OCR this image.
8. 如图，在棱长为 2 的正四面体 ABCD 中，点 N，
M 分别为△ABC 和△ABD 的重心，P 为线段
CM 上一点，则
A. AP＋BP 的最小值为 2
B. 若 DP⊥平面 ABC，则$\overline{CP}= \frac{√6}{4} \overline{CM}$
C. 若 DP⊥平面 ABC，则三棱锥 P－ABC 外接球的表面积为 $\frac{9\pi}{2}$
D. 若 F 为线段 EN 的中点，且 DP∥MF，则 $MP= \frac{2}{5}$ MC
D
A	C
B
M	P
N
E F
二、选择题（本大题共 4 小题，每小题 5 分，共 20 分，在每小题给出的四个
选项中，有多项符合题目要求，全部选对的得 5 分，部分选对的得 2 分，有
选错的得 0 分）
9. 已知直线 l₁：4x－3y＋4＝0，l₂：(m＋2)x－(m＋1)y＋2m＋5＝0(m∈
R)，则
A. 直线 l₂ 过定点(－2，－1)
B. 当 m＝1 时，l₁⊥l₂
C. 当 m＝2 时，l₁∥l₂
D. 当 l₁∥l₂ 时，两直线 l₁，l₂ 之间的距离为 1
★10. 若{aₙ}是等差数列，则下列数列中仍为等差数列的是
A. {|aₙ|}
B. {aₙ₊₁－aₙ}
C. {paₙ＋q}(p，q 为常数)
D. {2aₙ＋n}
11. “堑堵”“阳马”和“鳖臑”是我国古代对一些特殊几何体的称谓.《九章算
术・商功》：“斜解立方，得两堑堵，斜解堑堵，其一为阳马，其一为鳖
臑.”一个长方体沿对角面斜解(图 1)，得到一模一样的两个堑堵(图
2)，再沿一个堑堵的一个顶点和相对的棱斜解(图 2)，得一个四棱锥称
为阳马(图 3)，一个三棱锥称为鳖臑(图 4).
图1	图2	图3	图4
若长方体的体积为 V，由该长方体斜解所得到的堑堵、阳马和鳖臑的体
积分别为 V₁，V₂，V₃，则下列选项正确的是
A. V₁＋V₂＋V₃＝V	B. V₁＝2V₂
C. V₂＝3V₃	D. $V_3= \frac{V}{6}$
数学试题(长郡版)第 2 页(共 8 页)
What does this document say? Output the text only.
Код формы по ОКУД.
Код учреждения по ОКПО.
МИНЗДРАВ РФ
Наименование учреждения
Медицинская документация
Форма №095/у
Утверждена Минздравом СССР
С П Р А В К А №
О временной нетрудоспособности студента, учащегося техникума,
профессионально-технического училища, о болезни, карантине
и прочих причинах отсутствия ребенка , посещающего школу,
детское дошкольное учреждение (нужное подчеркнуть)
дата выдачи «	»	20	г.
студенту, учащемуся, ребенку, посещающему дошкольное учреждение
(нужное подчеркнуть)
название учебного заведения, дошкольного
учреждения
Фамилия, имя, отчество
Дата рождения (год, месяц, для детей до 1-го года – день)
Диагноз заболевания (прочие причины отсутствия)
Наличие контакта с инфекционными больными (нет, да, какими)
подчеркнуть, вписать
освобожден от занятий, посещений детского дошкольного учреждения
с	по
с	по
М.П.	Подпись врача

◇ ◇ ◇ ◇ ◇

— DIRECTION —
Pull out all lines from the listing that contain the string "нужное".

— ANSWER TO THIS EXERCISE —
детское дошкольное учреждение (нужное подчеркнуть)
(нужное подчеркнуть)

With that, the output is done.